SUPPLIED PASSAGE:

February 14, 2023 MONTPELIER, VT --On Friday, House Government Operations Miscellaneous elections bill proposal draft #23-0705 was introduced, proposing various undemocratic changes to our election laws. The Progressive House Caucus and Senator Vyhovsky oppose the following aspects of the proposal which propose to:

  • Eliminate Fusion Candidacies.

  • Eliminate the ability of a candidate to run as a candidate of a political party after losing a different political party’s primary.

  • Eliminate the ability of a candidate to run on a general election ballot after losing a primary election for a party nomination, even if the candidate wins the endorsement of another political party or wants to run as an independent candidate.

  • Eliminate the limits for any contribution made between a political party and candidate.

DATA EXTRACT:
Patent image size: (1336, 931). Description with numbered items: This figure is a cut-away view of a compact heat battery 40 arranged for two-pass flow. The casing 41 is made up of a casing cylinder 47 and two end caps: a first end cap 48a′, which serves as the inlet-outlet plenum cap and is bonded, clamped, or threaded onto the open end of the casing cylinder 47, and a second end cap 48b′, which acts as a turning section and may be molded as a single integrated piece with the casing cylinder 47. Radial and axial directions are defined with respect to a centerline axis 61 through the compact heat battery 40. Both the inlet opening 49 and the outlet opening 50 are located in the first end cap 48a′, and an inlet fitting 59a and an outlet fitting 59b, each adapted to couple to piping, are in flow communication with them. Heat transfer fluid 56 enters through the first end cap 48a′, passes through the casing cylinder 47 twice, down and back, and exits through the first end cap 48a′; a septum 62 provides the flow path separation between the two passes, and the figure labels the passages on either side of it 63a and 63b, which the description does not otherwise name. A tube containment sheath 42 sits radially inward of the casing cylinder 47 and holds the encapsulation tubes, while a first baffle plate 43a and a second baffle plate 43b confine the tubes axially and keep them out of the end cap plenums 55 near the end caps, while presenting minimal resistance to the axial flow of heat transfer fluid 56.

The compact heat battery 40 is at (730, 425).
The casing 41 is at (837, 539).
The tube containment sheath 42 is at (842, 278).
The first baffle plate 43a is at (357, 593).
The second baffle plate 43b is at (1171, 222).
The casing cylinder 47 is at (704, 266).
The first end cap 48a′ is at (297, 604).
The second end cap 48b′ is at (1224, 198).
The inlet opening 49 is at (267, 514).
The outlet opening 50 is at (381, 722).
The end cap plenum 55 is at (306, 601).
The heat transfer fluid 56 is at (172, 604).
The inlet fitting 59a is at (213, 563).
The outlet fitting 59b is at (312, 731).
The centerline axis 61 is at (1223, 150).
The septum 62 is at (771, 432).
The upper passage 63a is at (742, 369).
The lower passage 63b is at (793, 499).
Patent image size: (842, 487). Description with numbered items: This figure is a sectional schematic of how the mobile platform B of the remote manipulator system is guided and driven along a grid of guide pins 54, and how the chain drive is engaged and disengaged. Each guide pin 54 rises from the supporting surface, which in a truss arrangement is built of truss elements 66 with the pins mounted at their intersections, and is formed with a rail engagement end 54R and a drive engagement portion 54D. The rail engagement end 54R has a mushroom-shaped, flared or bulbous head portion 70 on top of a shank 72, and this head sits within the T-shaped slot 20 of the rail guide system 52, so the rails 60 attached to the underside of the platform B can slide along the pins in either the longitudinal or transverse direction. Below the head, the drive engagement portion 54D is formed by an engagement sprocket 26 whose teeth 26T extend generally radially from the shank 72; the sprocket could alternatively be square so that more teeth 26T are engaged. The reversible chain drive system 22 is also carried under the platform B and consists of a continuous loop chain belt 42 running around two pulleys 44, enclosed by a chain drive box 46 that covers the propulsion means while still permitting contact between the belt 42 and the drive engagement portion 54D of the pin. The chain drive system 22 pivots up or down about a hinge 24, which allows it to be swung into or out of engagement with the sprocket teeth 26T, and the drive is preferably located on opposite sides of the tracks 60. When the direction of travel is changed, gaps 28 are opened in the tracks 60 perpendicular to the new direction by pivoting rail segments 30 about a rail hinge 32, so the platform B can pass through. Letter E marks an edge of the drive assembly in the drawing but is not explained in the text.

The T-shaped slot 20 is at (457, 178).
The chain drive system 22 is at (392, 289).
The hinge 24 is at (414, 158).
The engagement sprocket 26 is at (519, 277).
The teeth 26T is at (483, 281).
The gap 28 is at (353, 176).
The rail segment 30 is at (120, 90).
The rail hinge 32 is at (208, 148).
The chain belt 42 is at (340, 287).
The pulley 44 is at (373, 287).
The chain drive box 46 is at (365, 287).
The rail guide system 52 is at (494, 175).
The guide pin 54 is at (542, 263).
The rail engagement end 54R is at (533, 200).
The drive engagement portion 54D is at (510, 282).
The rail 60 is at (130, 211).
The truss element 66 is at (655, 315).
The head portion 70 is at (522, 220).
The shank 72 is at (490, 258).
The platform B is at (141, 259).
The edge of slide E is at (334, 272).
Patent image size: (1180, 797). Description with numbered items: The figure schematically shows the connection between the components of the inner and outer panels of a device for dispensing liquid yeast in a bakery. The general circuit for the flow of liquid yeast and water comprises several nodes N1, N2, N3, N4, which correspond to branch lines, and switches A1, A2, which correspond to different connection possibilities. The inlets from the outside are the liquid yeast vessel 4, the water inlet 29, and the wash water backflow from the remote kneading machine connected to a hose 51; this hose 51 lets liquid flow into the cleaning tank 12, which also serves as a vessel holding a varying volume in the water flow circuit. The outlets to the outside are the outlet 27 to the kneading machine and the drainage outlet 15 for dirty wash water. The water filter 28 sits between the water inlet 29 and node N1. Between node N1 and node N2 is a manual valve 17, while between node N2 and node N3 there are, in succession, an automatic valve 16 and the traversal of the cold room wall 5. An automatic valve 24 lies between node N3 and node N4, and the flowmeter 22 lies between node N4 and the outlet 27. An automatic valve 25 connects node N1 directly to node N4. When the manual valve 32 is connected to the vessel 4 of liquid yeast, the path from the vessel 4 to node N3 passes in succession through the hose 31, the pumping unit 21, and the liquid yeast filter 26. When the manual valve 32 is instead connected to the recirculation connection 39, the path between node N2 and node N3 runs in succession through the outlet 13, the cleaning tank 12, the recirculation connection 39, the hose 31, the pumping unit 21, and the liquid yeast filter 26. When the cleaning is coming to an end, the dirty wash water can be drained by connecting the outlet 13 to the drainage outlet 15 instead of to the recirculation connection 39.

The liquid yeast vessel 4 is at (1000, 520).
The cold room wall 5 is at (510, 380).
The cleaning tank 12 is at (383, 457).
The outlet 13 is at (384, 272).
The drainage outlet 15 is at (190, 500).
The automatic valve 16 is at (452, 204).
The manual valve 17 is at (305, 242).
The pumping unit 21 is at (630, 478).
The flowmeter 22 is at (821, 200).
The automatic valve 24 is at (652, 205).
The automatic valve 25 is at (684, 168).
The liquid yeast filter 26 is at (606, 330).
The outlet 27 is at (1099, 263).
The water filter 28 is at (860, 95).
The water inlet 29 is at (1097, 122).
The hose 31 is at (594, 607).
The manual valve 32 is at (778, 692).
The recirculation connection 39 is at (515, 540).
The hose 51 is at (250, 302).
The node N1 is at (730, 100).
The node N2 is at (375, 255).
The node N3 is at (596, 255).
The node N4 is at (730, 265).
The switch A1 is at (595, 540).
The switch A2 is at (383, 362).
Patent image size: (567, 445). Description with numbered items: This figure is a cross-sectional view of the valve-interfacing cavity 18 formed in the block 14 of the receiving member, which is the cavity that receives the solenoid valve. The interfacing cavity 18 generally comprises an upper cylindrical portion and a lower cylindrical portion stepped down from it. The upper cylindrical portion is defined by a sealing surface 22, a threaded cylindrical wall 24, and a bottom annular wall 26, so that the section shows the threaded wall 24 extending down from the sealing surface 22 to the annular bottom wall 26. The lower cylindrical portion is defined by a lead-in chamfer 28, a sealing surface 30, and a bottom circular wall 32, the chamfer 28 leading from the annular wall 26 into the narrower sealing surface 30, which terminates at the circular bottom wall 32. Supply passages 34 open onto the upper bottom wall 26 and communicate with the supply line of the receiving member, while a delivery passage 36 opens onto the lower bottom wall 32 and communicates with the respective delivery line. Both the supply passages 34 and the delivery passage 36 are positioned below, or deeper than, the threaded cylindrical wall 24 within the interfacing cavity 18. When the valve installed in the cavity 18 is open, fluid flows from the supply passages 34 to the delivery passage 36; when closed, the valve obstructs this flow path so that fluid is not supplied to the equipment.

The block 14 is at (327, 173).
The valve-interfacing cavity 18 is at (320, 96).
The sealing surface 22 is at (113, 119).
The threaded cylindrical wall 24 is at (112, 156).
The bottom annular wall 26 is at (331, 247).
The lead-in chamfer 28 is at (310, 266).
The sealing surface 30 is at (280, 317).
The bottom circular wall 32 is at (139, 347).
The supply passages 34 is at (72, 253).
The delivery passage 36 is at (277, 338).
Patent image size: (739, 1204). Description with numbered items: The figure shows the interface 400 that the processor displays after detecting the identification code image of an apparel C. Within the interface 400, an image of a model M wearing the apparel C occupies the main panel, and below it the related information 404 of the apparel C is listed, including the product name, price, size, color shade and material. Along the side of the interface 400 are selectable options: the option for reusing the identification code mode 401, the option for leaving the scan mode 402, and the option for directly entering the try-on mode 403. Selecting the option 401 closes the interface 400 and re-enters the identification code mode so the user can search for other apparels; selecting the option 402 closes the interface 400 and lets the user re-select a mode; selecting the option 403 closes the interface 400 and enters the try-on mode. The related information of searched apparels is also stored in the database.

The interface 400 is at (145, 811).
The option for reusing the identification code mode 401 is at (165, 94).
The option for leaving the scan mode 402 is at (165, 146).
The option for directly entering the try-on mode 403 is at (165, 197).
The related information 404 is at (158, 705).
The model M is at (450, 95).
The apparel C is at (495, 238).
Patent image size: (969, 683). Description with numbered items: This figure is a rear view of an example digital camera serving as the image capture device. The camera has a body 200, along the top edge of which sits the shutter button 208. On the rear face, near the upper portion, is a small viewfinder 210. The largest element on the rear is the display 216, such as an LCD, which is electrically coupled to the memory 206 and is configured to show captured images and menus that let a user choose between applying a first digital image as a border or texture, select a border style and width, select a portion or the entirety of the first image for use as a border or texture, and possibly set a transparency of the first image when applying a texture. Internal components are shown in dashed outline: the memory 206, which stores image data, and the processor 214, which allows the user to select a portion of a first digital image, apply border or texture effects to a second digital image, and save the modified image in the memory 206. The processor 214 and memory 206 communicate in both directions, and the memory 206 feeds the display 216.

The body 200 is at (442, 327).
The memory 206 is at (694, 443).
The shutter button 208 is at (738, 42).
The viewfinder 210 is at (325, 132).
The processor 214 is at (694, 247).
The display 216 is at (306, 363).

TASKS FOR THIS EXERCISE:
**1.** In the statement on the Vermont elections bill, who opposes the listed parts of the proposal?
**2.** Write the next part of the statement on the Vermont elections bill, picking up after its final sentence.

ANSWER SET:
**1.** The Progressive House Caucus and Senator Vyhovsky

**2.**
The proposal also requires candidates to disclose personal information such as gender, age, race or ethnicity, but allows them to be able to appear on the ballot if they do not provide such information. This is an important provision to make sure Vermonters can protect their personal identity for a variety of reasons - individuals still exploring their own gender affirmation process or personal safety concerns related to targeted hate based on one’s identity. We encourage the committee to go one step further by placing safeguards on personal information to protect all individual candidate’s safety and privacy. This policy question presents an opportunity for our state to learn more about demographic trends in who runs for and serves in elected office, and therefore, patterns of underrepresentation. However it also presents an opportunity to protect candidates’ privacy and safety. The Secretary of State can aggregate information from consent paperwork for the benefit of public record and information, while protecting individuals.

Vermont has a long history of candidates running under the umbrella of multiple party labels, ensuring broad participation in politics and choices available to Vermonters. Eliminating fusion candidacies would force individuals running for office to choose one party, and give the upper hand to candidates with the support of larger political establishments with national resources. With 60 fusion candidates from several parties winning in Vermont’s 2022 General Election, this would force a significant number of elected officials to pick one party, thereby discouraging a candidate from seeking a broad array of political support from constituents. These proposals would hurt majority dual party and minority party candidates, as well as candidates who might opt to run as an Independent after losing the primary due to local primary unequal access to voters and party resources in a contested primary.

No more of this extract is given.